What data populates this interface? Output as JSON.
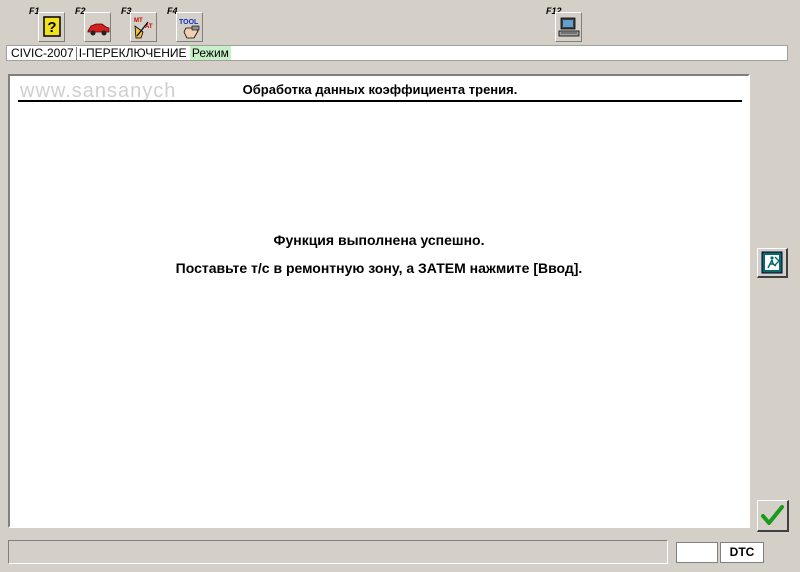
{
  "toolbar": {
    "f1": {
      "key": "F1",
      "icon": "help-question-icon"
    },
    "f2": {
      "key": "F2",
      "icon": "car-icon"
    },
    "f3": {
      "key": "F3",
      "icon": "mt-at-select-icon"
    },
    "f4": {
      "key": "F4",
      "icon": "tool-icon"
    },
    "f12": {
      "key": "F12",
      "icon": "print-computer-icon"
    }
  },
  "status": {
    "vehicle": "CIVIC-2007",
    "system": "I-ПЕРЕКЛЮЧЕНИЕ",
    "mode": "Режим"
  },
  "watermark": "www.sansanych",
  "panel": {
    "title": "Обработка данных коэффициента трения.",
    "message_line1": "Функция выполнена успешно.",
    "message_line2": "Поставьте т/с в ремонтную зону, а ЗАТЕМ нажмите [Ввод]."
  },
  "side_buttons": {
    "exit_icon": "exit-door-icon",
    "enter_icon": "checkmark-icon"
  },
  "bottom": {
    "dtc_label": "DTC",
    "empty_value": ""
  },
  "colors": {
    "window_bg": "#d4d0c8",
    "mode_highlight": "#c8f0c8",
    "check_green": "#1a9a1a",
    "exit_teal": "#0a6a6a"
  }
}
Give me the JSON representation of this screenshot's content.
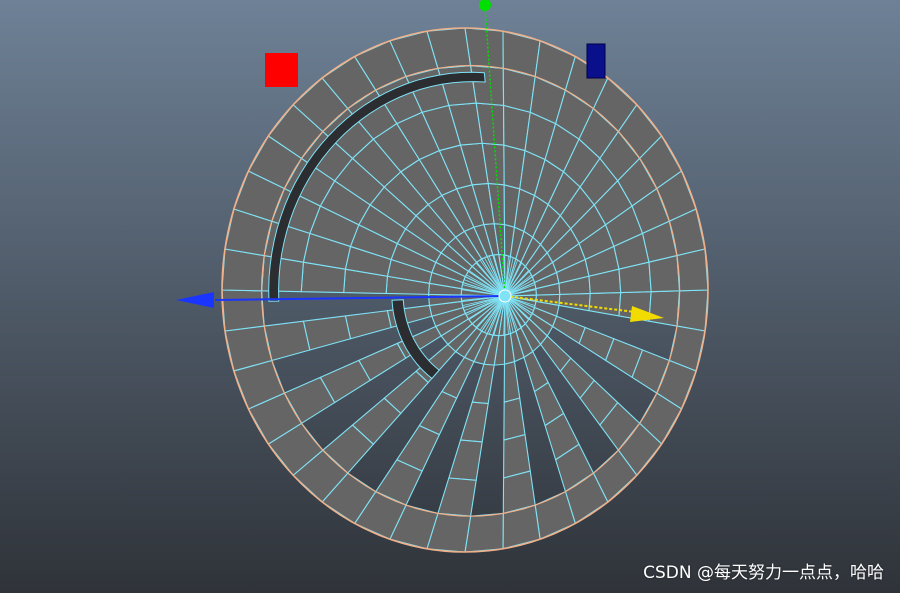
{
  "viewport": {
    "background_top": "#6e8196",
    "background_bottom": "#2f3339",
    "face_color": "#656565",
    "hole_color": "#3d4249",
    "wire_color": "#7fe2f5",
    "border_color": "#f0b08a",
    "dark_strip_color": "#2b2d30"
  },
  "gizmo": {
    "x_axis_color": "#f2dc00",
    "y_axis_color": "#00e000",
    "z_axis_color": "#1a35ff",
    "center_color": "#7fe2f5"
  },
  "handles": {
    "red_handle_color": "#ff0000",
    "blue_handle_color": "#0a0f8c"
  },
  "watermark": "CSDN @每天努力一点点，哈哈"
}
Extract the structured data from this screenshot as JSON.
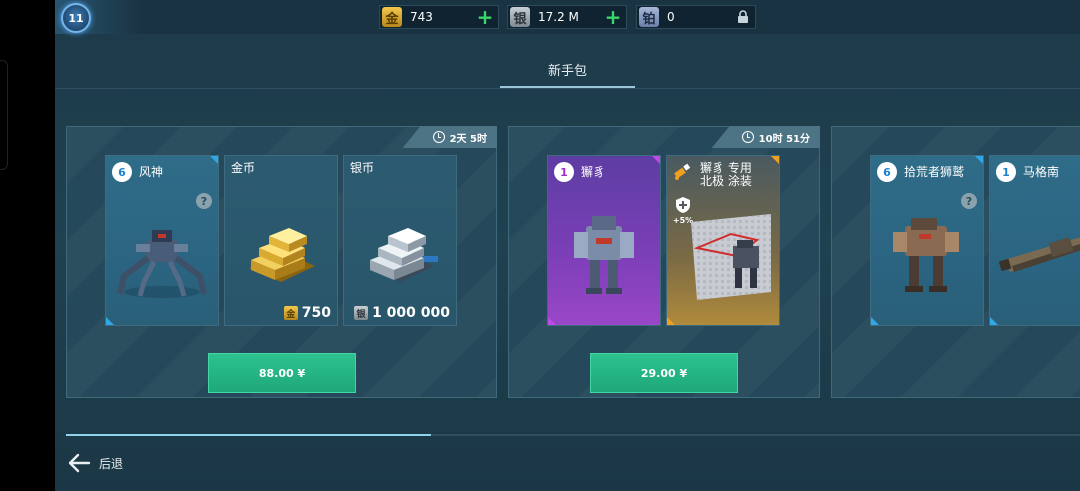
{
  "player": {
    "level": "11"
  },
  "currencies": [
    {
      "symbol": "金",
      "value": "743"
    },
    {
      "symbol": "银",
      "value": "17.2 M"
    },
    {
      "symbol": "铂",
      "value": "0"
    }
  ],
  "page_title": "新手包",
  "bundles": [
    {
      "timer": "2天 5时",
      "price": "88.00 ¥",
      "items": [
        {
          "level": "6",
          "name": "风神",
          "rarity": "epic-blue"
        },
        {
          "name": "金币",
          "amount": "750",
          "amount_symbol": "金"
        },
        {
          "name": "银币",
          "amount": "1 000 000",
          "amount_symbol": "银"
        }
      ]
    },
    {
      "timer": "10时 51分",
      "price": "29.00 ¥",
      "items": [
        {
          "level": "1",
          "name": "獬豸",
          "rarity": "legendary-purple"
        },
        {
          "name": "獬豸 专用\n北极 涂装",
          "boost": "+5%",
          "rarity": "orange"
        }
      ]
    },
    {
      "items": [
        {
          "level": "6",
          "name": "拾荒者狮鹫",
          "rarity": "epic-blue"
        },
        {
          "level": "1",
          "name": "马格南",
          "rarity": "epic-blue"
        }
      ]
    }
  ],
  "scroll_progress": 0.36,
  "back_label": "后退",
  "colors": {
    "accent_green": "#2cc28f",
    "epic_blue": "#2fa8e8",
    "legendary_purple": "#c04ae8",
    "skin_orange": "#f0a020"
  }
}
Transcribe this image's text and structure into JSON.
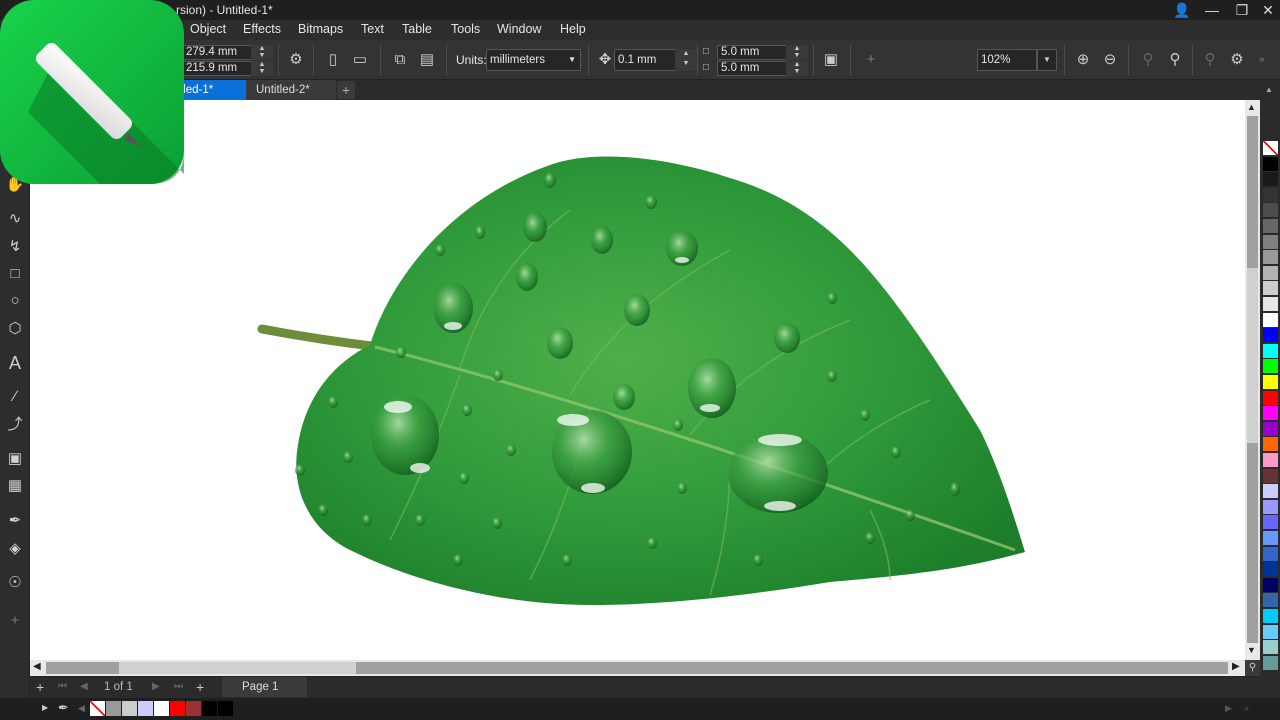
{
  "app": {
    "title": "rsion) - Untitled-1*"
  },
  "menus": [
    {
      "label": "Object"
    },
    {
      "label": "Effects"
    },
    {
      "label": "Bitmaps"
    },
    {
      "label": "Text"
    },
    {
      "label": "Table"
    },
    {
      "label": "Tools"
    },
    {
      "label": "Window"
    },
    {
      "label": "Help"
    }
  ],
  "propbar": {
    "width": "279.4 mm",
    "height": "215.9 mm",
    "units_label": "Units:",
    "units_value": "millimeters",
    "nudge": "0.1 mm",
    "dup_x": "5.0 mm",
    "dup_y": "5.0 mm",
    "zoom": "102%"
  },
  "tabs": [
    {
      "label": "tled-1*",
      "active": true
    },
    {
      "label": "Untitled-2*",
      "active": false
    }
  ],
  "pagebar": {
    "page_count": "1 of 1",
    "page_tab": "Page 1"
  },
  "colors": {
    "accent": "#0a6fd8",
    "logo_green": "#12c443",
    "palette": [
      "#ffffff",
      "#000000",
      "#1a1a1a",
      "#333333",
      "#4d4d4d",
      "#666666",
      "#808080",
      "#999999",
      "#b3b3b3",
      "#cccccc",
      "#e6e6e6",
      "#ffffff",
      "#0000ff",
      "#00ffff",
      "#00ff00",
      "#ffff00",
      "#ff0000",
      "#ff00ff",
      "#9900cc",
      "#ff6600",
      "#ff99cc",
      "#663333",
      "#ccccff",
      "#9999ff",
      "#6666ff",
      "#6699ff",
      "#3366cc",
      "#003399",
      "#000066",
      "#3366aa",
      "#00ccff",
      "#66ccff",
      "#99cccc",
      "#669999"
    ],
    "doc_palette": [
      "#ffffff",
      "#999999",
      "#cccccc",
      "#ccccff",
      "#ffffff",
      "#ff0000",
      "#993333",
      "#000000",
      "#000000"
    ]
  }
}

WRITTEN INSTRUCTION =>
Among the lines of the listing, how many hold the string "JSON"? Respond with only the number.

TASK ANSWER =>
4